Exactly reproduce the lines that follow.

** start **

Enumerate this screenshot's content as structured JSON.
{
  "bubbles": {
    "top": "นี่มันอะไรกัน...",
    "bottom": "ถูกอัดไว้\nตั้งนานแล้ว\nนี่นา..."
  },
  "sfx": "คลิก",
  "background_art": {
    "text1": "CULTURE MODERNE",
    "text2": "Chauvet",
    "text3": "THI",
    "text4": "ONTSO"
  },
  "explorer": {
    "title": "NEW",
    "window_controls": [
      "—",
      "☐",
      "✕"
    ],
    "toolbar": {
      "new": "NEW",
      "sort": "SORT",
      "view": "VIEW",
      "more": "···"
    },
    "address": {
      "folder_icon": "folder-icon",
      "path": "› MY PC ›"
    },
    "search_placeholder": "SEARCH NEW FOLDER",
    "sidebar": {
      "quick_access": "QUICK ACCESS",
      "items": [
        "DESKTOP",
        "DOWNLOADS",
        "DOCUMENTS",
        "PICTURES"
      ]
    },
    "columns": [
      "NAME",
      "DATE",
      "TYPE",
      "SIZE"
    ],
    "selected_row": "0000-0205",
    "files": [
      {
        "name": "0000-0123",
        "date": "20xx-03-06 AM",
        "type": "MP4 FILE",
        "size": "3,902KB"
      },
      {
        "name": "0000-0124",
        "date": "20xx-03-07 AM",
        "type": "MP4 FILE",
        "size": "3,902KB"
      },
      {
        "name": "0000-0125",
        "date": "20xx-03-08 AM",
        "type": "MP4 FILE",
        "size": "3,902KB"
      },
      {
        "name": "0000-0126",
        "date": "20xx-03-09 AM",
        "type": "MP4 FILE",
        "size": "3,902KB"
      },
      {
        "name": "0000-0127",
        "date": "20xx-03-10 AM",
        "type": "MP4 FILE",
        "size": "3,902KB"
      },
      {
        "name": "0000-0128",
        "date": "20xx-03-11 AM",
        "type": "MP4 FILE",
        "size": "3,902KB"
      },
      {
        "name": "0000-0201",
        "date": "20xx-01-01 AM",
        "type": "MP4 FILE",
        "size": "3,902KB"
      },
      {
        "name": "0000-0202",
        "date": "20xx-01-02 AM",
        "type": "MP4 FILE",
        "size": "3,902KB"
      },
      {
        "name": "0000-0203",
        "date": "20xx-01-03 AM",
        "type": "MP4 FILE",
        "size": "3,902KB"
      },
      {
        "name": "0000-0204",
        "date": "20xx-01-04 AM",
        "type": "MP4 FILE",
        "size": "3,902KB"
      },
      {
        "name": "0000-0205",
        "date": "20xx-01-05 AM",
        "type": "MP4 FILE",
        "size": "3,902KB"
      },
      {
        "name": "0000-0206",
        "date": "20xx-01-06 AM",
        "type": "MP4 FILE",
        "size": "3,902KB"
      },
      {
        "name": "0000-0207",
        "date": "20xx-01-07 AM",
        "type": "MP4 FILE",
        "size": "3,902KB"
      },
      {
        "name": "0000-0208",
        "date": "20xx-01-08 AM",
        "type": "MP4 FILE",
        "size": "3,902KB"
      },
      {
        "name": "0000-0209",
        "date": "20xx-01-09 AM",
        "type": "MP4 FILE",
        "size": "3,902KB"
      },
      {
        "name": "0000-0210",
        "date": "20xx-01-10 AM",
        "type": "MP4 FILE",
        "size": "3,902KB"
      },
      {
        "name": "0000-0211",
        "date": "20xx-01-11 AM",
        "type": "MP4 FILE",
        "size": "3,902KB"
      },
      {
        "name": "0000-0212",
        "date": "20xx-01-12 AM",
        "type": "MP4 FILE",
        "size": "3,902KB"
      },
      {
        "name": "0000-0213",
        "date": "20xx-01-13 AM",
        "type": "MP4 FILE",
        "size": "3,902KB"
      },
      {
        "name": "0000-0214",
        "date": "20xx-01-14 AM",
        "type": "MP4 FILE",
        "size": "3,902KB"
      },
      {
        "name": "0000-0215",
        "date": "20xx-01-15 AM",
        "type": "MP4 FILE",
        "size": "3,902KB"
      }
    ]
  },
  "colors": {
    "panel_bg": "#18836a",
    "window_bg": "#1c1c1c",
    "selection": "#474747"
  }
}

** end **

_CORRECT ANSWER_:
Enumerate this screenshot's content as structured JSON.
{
  "bubbles": {
    "top": "นี่มันอะไรกัน...",
    "bottom": "ถูกอัดไว้\nตั้งนานแล้ว\nนี่นา..."
  },
  "sfx": "คลิก",
  "background_art": {
    "text1": "CULTURE MODERNE",
    "text2": "Chauvet",
    "text3": "THI",
    "text4": "ONTSO"
  },
  "explorer": {
    "title": "NEW",
    "window_controls": [
      "—",
      "☐",
      "✕"
    ],
    "toolbar": {
      "new": "NEW",
      "sort": "SORT",
      "view": "VIEW",
      "more": "···"
    },
    "address": {
      "folder_icon": "folder-icon",
      "path": "› MY PC ›"
    },
    "search_placeholder": "SEARCH NEW FOLDER",
    "sidebar": {
      "quick_access": "QUICK ACCESS",
      "items": [
        "DESKTOP",
        "DOWNLOADS",
        "DOCUMENTS",
        "PICTURES"
      ]
    },
    "columns": [
      "NAME",
      "DATE",
      "TYPE",
      "SIZE"
    ],
    "selected_row": "0000-0205",
    "files": [
      {
        "name": "0000-0123",
        "date": "20xx-03-06 AM",
        "type": "MP4 FILE",
        "size": "3,902KB"
      },
      {
        "name": "0000-0124",
        "date": "20xx-03-07 AM",
        "type": "MP4 FILE",
        "size": "3,902KB"
      },
      {
        "name": "0000-0125",
        "date": "20xx-03-08 AM",
        "type": "MP4 FILE",
        "size": "3,902KB"
      },
      {
        "name": "0000-0126",
        "date": "20xx-03-09 AM",
        "type": "MP4 FILE",
        "size": "3,902KB"
      },
      {
        "name": "0000-0127",
        "date": "20xx-03-10 AM",
        "type": "MP4 FILE",
        "size": "3,902KB"
      },
      {
        "name": "0000-0128",
        "date": "20xx-03-11 AM",
        "type": "MP4 FILE",
        "size": "3,902KB"
      },
      {
        "name": "0000-0201",
        "date": "20xx-01-01 AM",
        "type": "MP4 FILE",
        "size": "3,902KB"
      },
      {
        "name": "0000-0202",
        "date": "20xx-01-02 AM",
        "type": "MP4 FILE",
        "size": "3,902KB"
      },
      {
        "name": "0000-0203",
        "date": "20xx-01-03 AM",
        "type": "MP4 FILE",
        "size": "3,902KB"
      },
      {
        "name": "0000-0204",
        "date": "20xx-01-04 AM",
        "type": "MP4 FILE",
        "size": "3,902KB"
      },
      {
        "name": "0000-0205",
        "date": "20xx-01-05 AM",
        "type": "MP4 FILE",
        "size": "3,902KB"
      },
      {
        "name": "0000-0206",
        "date": "20xx-01-06 AM",
        "type": "MP4 FILE",
        "size": "3,902KB"
      },
      {
        "name": "0000-0207",
        "date": "20xx-01-07 AM",
        "type": "MP4 FILE",
        "size": "3,902KB"
      },
      {
        "name": "0000-0208",
        "date": "20xx-01-08 AM",
        "type": "MP4 FILE",
        "size": "3,902KB"
      },
      {
        "name": "0000-0209",
        "date": "20xx-01-09 AM",
        "type": "MP4 FILE",
        "size": "3,902KB"
      },
      {
        "name": "0000-0210",
        "date": "20xx-01-10 AM",
        "type": "MP4 FILE",
        "size": "3,902KB"
      },
      {
        "name": "0000-0211",
        "date": "20xx-01-11 AM",
        "type": "MP4 FILE",
        "size": "3,902KB"
      },
      {
        "name": "0000-0212",
        "date": "20xx-01-12 AM",
        "type": "MP4 FILE",
        "size": "3,902KB"
      },
      {
        "name": "0000-0213",
        "date": "20xx-01-13 AM",
        "type": "MP4 FILE",
        "size": "3,902KB"
      },
      {
        "name": "0000-0214",
        "date": "20xx-01-14 AM",
        "type": "MP4 FILE",
        "size": "3,902KB"
      },
      {
        "name": "0000-0215",
        "date": "20xx-01-15 AM",
        "type": "MP4 FILE",
        "size": "3,902KB"
      }
    ]
  },
  "colors": {
    "panel_bg": "#18836a",
    "window_bg": "#1c1c1c",
    "selection": "#474747"
  }
}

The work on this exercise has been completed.